## Problem statement
Note each line that includes the word "JSON". Copy those lines.

## Dataset records on visual material
* * * * *

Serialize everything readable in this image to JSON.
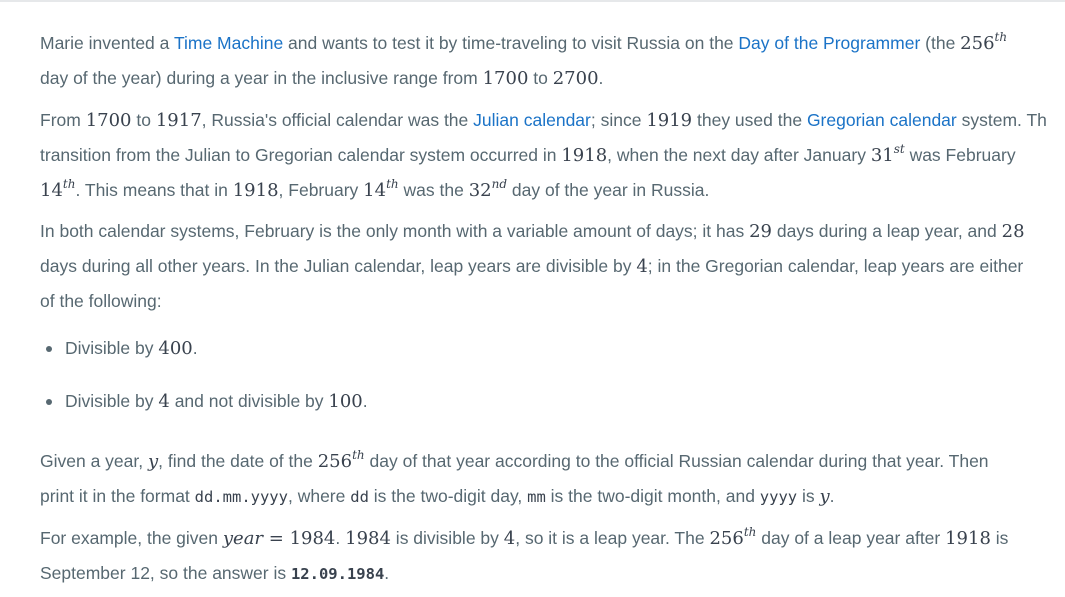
{
  "p1": {
    "t1": "Marie invented a ",
    "link_time_machine": "Time Machine",
    "t2": " and wants to test it by time-traveling to visit Russia on the ",
    "link_day_programmer": "Day of the Programmer",
    "t3": " (the ",
    "n256": "256",
    "sup_th": "th",
    "t4": "day of the year) during a year in the inclusive range from ",
    "n1700": "1700",
    "t5": " to ",
    "n2700": "2700",
    "t6": "."
  },
  "p2": {
    "t1": "From ",
    "n1700": "1700",
    "t2": " to ",
    "n1917": "1917",
    "t3": ", Russia's official calendar was the ",
    "link_julian": "Julian calendar",
    "t4": "; since ",
    "n1919": "1919",
    "t5": " they used the ",
    "link_gregorian": "Gregorian calendar",
    "t6": " system. Th",
    "t7": "transition from the Julian to Gregorian calendar system occurred in ",
    "n1918": "1918",
    "t8": ", when the next day after January ",
    "n31": "31",
    "sup_st": "st",
    "t9": " was February",
    "n14": "14",
    "sup_th": "th",
    "t10": ". This means that in ",
    "n1918b": "1918",
    "t11": ", February ",
    "n14b": "14",
    "sup_th2": "th",
    "t12": " was the ",
    "n32": "32",
    "sup_nd": "nd",
    "t13": " day of the year in Russia."
  },
  "p3": {
    "t1": "In both calendar systems, February is the only month with a variable amount of days; it has ",
    "n29": "29",
    "t2": " days during a leap year, and ",
    "n28": "28",
    "t3": "days during all other years. In the Julian calendar, leap years are divisible by ",
    "n4": "4",
    "t4": "; in the Gregorian calendar, leap years are either",
    "t5": "of the following:"
  },
  "list": {
    "li1_text": "Divisible by ",
    "li1_n400": "400",
    "li1_end": ".",
    "li2_text": "Divisible by ",
    "li2_n4": "4",
    "li2_mid": " and not divisible by ",
    "li2_n100": "100",
    "li2_end": "."
  },
  "p4": {
    "t1": "Given a year, ",
    "y": "y",
    "t2": ", find the date of the ",
    "n256": "256",
    "sup_th": "th",
    "t3": " day of that year according to the official Russian calendar during that year. Then",
    "t4": "print it in the format ",
    "code_format": "dd.mm.yyyy",
    "t5": ", where ",
    "code_dd": "dd",
    "t6": " is the two-digit day, ",
    "code_mm": "mm",
    "t7": " is the two-digit month, and ",
    "code_yyyy": "yyyy",
    "t8": " is ",
    "y2": "y",
    "t9": "."
  },
  "p5": {
    "t1": "For example, the given ",
    "year_var": "year",
    "eq": " = ",
    "n1984": "1984",
    "t2": ". ",
    "n1984b": "1984",
    "t3": " is divisible by ",
    "n4": "4",
    "t4": ", so it is a leap year. The ",
    "n256": "256",
    "sup_th": "th",
    "t5": " day of a leap year after ",
    "n1918": "1918",
    "t6": " is",
    "t7": "September 12, so the answer is ",
    "code_answer": "12.09.1984",
    "t8": "."
  }
}
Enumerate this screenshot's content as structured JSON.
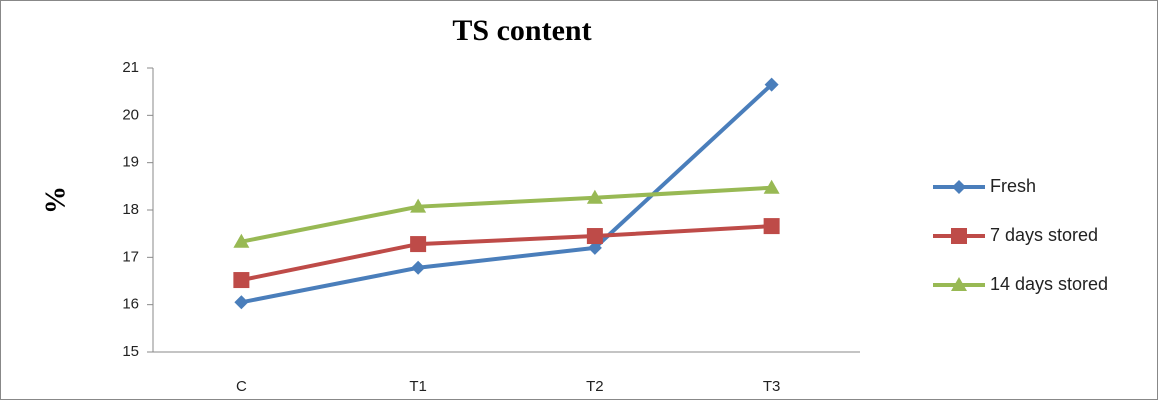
{
  "chart_data": {
    "type": "line",
    "title": "TS content",
    "y_label": "%",
    "categories": [
      "C",
      "T1",
      "T2",
      "T3"
    ],
    "series": [
      {
        "name": "Fresh",
        "color": "#4a7ebb",
        "marker": "diamond",
        "values": [
          16.05,
          16.78,
          17.2,
          20.65
        ]
      },
      {
        "name": "7 days stored",
        "color": "#be4b48",
        "marker": "square",
        "values": [
          16.52,
          17.28,
          17.45,
          17.66
        ]
      },
      {
        "name": "14 days stored",
        "color": "#98b954",
        "marker": "triangle",
        "values": [
          17.33,
          18.07,
          18.26,
          18.47
        ]
      }
    ],
    "ylim": [
      15,
      21
    ],
    "yticks": [
      15,
      16,
      17,
      18,
      19,
      20,
      21
    ],
    "grid": false,
    "legend": "right"
  }
}
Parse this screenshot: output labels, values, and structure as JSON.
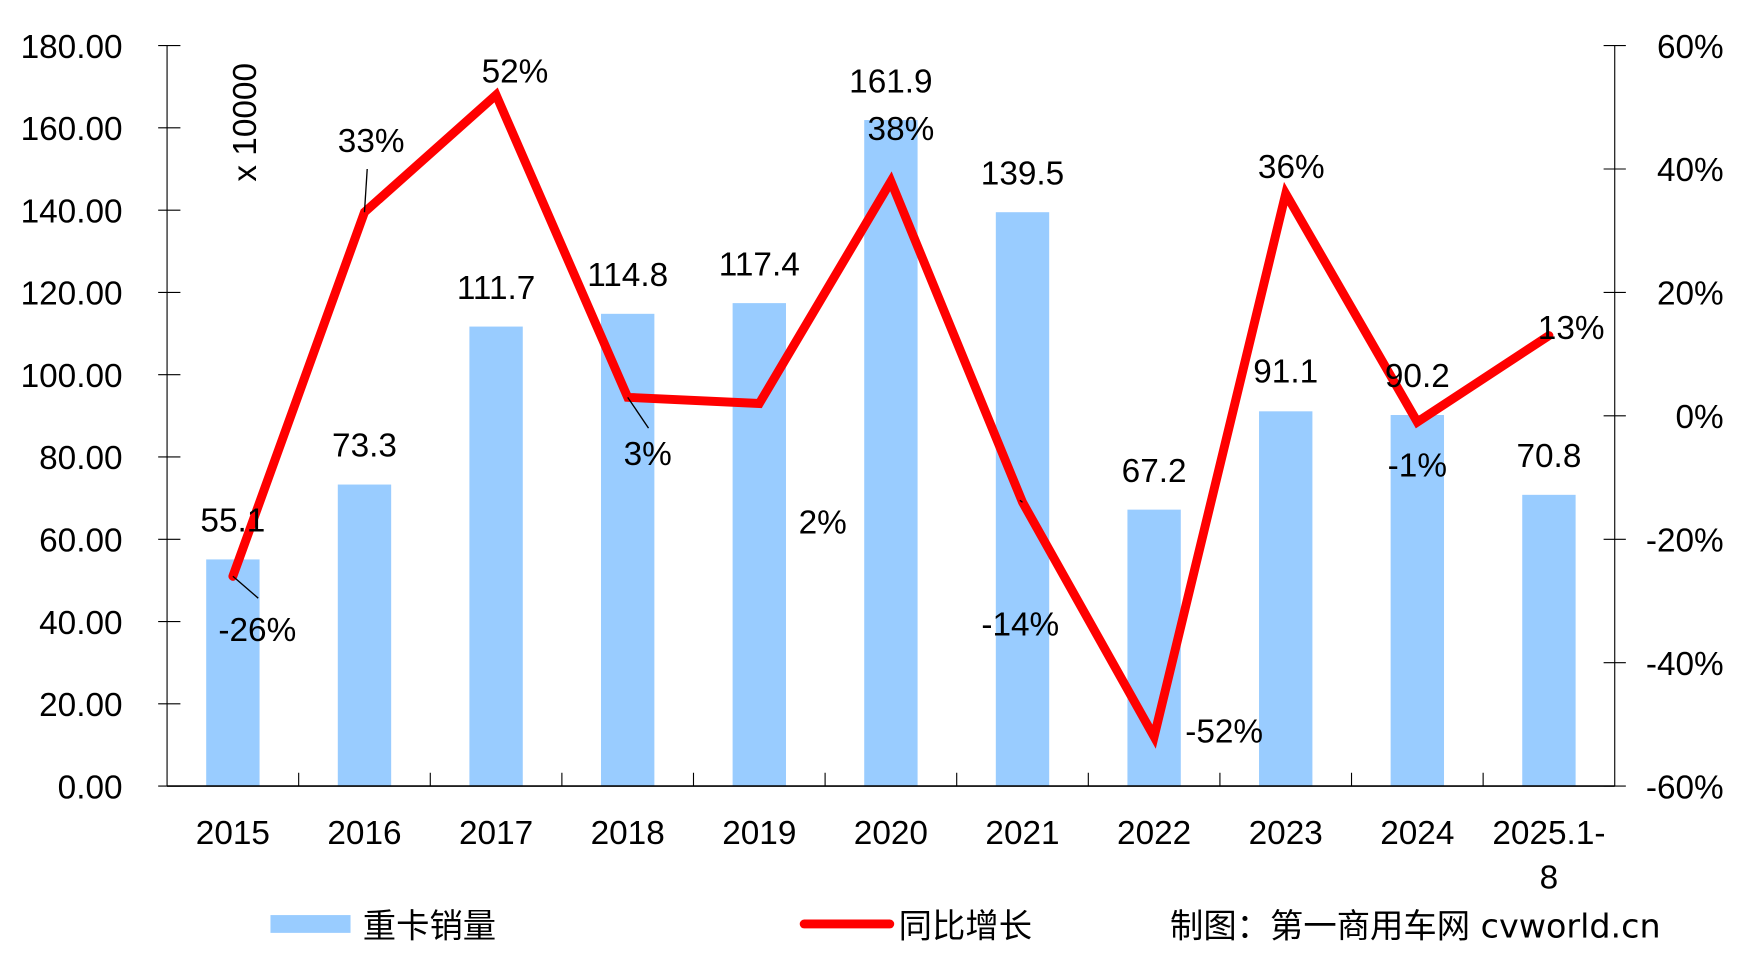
{
  "chart_data": {
    "type": "bar+line",
    "categories": [
      "2015",
      "2016",
      "2017",
      "2018",
      "2019",
      "2020",
      "2021",
      "2022",
      "2023",
      "2024",
      "2025.1-8"
    ],
    "series": [
      {
        "name": "重卡销量",
        "type": "bar",
        "axis": "left",
        "color": "#99CCFF",
        "values": [
          55.1,
          73.3,
          111.7,
          114.8,
          117.4,
          161.9,
          139.5,
          67.2,
          91.1,
          90.2,
          70.8
        ],
        "labels": [
          "55.1",
          "73.3",
          "111.7",
          "114.8",
          "117.4",
          "161.9",
          "139.5",
          "67.2",
          "91.1",
          "90.2",
          "70.8"
        ]
      },
      {
        "name": "同比增长",
        "type": "line",
        "axis": "right",
        "color": "#FF0000",
        "values": [
          -26,
          33,
          52,
          3,
          2,
          38,
          -14,
          -52,
          36,
          -1,
          13
        ],
        "labels": [
          "-26%",
          "33%",
          "52%",
          "3%",
          "2%",
          "38%",
          "-14%",
          "-52%",
          "36%",
          "-1%",
          "13%"
        ]
      }
    ],
    "left_axis": {
      "ylim": [
        0,
        180
      ],
      "ticks": [
        "0.00",
        "20.00",
        "40.00",
        "60.00",
        "80.00",
        "100.00",
        "120.00",
        "140.00",
        "160.00",
        "180.00"
      ],
      "unit_label": "x 10000"
    },
    "right_axis": {
      "ylim": [
        -60,
        60
      ],
      "ticks": [
        "-60%",
        "-40%",
        "-20%",
        "0%",
        "20%",
        "40%",
        "60%"
      ]
    },
    "grid": false,
    "legend_position": "bottom",
    "credit": "制图：第一商用车网  cvworld.cn"
  }
}
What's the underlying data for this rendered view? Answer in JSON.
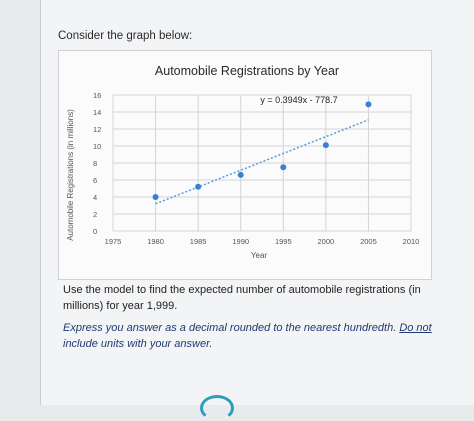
{
  "prompt": "Consider the graph below:",
  "chart_data": {
    "type": "scatter",
    "title": "Automobile Registrations by Year",
    "xlabel": "Year",
    "ylabel": "Automobile Registrations (in millions)",
    "xlim": [
      1975,
      2010
    ],
    "ylim": [
      0,
      16
    ],
    "x_ticks": [
      1975,
      1980,
      1985,
      1990,
      1995,
      2000,
      2005,
      2010
    ],
    "y_ticks": [
      0,
      2,
      4,
      6,
      8,
      10,
      12,
      14,
      16
    ],
    "grid": true,
    "points": [
      {
        "x": 1980,
        "y": 4.0
      },
      {
        "x": 1985,
        "y": 5.2
      },
      {
        "x": 1990,
        "y": 6.6
      },
      {
        "x": 1995,
        "y": 7.5
      },
      {
        "x": 2000,
        "y": 10.1
      },
      {
        "x": 2005,
        "y": 14.9
      }
    ],
    "trendline": {
      "equation": "y = 0.3949x - 778.7",
      "slope": 0.3949,
      "intercept": -778.7,
      "x_range": [
        1980,
        2005
      ]
    },
    "point_color": "#3a7fd5",
    "trend_color": "#5aa0e0"
  },
  "question": "Use the model to find the expected number of automobile registrations (in millions) for year 1,999.",
  "instruction": {
    "part1": "Express you answer as a decimal rounded to the nearest hundredth. ",
    "underlined": "Do not",
    "part2": " include units with your answer."
  }
}
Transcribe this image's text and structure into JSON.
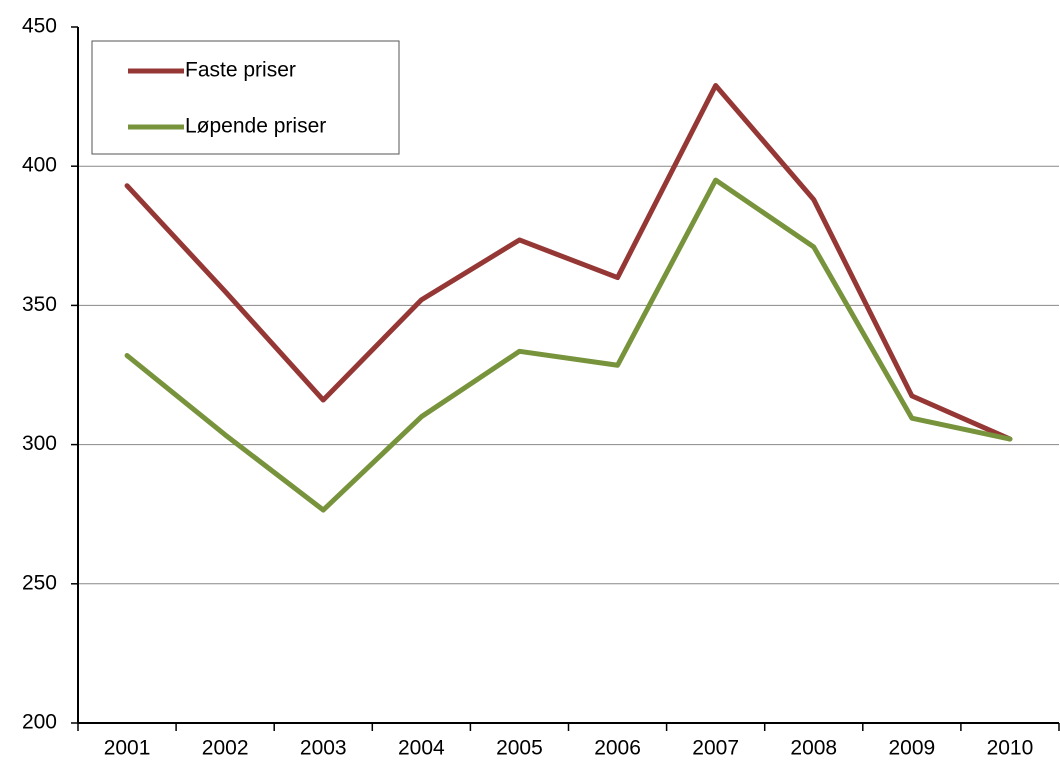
{
  "chart_data": {
    "type": "line",
    "categories": [
      "2001",
      "2002",
      "2003",
      "2004",
      "2005",
      "2006",
      "2007",
      "2008",
      "2009",
      "2010"
    ],
    "series": [
      {
        "name": "Faste priser",
        "color": "#953735",
        "values": [
          393,
          355,
          316,
          352,
          373.5,
          360,
          429,
          388,
          317.5,
          302
        ]
      },
      {
        "name": "Løpende priser",
        "color": "#77933c",
        "values": [
          332,
          303.5,
          276.5,
          310,
          333.5,
          328.5,
          395,
          371,
          309.5,
          302
        ]
      }
    ],
    "ylim": [
      200,
      450
    ],
    "yticks": [
      200,
      250,
      300,
      350,
      400,
      450
    ],
    "grid": true,
    "legend": "upper left"
  }
}
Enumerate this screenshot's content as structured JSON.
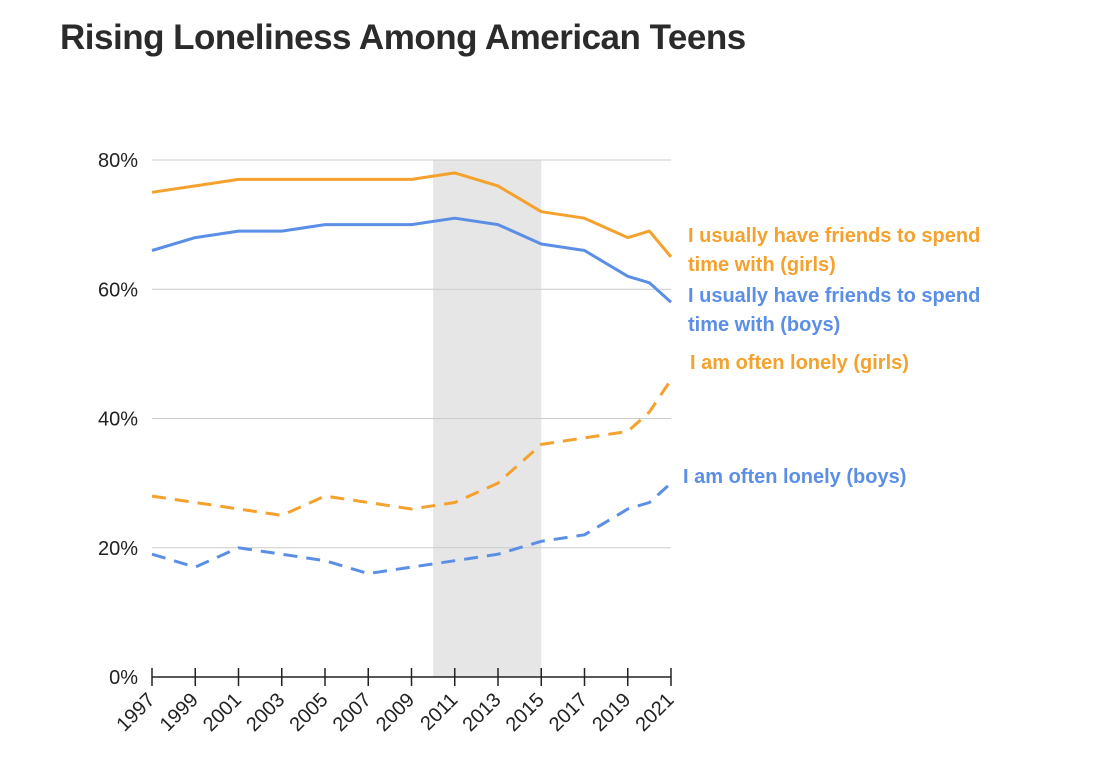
{
  "chart_data": {
    "type": "line",
    "title": "Rising Loneliness Among American Teens",
    "xlabel": "",
    "ylabel": "",
    "x": [
      1997,
      1999,
      2001,
      2003,
      2005,
      2007,
      2009,
      2011,
      2013,
      2015,
      2017,
      2019,
      2020,
      2021
    ],
    "x_tick_labels": [
      "1997",
      "1999",
      "2001",
      "2003",
      "2005",
      "2007",
      "2009",
      "2011",
      "2013",
      "2015",
      "2017",
      "2019",
      "2021"
    ],
    "xlim": [
      1997,
      2021
    ],
    "ylim": [
      0,
      80
    ],
    "y_ticks": [
      0,
      20,
      40,
      60,
      80
    ],
    "y_tick_labels": [
      "0%",
      "20%",
      "40%",
      "60%",
      "80%"
    ],
    "grid": true,
    "shaded_region": [
      2010,
      2015
    ],
    "series": [
      {
        "name": "I usually have friends to spend time with (girls)",
        "label_lines": [
          "I usually have friends to spend",
          "time with (girls)"
        ],
        "color": "#f5a12d",
        "dashed": false,
        "values": [
          75,
          76,
          77,
          77,
          77,
          77,
          77,
          78,
          76,
          72,
          71,
          68,
          69,
          65
        ]
      },
      {
        "name": "I usually have friends to spend time with (boys)",
        "label_lines": [
          "I usually have friends to spend",
          "time with (boys)"
        ],
        "color": "#5b8fe6",
        "dashed": false,
        "values": [
          66,
          68,
          69,
          69,
          70,
          70,
          70,
          71,
          70,
          67,
          66,
          62,
          61,
          58
        ]
      },
      {
        "name": "I am often lonely (girls)",
        "label_lines": [
          "I am often lonely (girls)"
        ],
        "color": "#f5a12d",
        "dashed": true,
        "values": [
          28,
          27,
          26,
          25,
          28,
          27,
          26,
          27,
          30,
          36,
          37,
          38,
          41,
          46
        ]
      },
      {
        "name": "I am often lonely (boys)",
        "label_lines": [
          "I am often lonely (boys)"
        ],
        "color": "#5b8fe6",
        "dashed": true,
        "values": [
          19,
          17,
          20,
          19,
          18,
          16,
          17,
          18,
          19,
          21,
          22,
          26,
          27,
          30
        ]
      }
    ]
  }
}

* * * * *

## Finished exercise
Serialize everything readable in this image to JSON.
Enumerate this screenshot's content as structured JSON.
Parse this screenshot: output labels, values, and structure as JSON.
What's the underlying data for this rendered view? Answer in JSON.
Transcribe this image's text and structure into JSON.
Enumerate this screenshot's content as structured JSON.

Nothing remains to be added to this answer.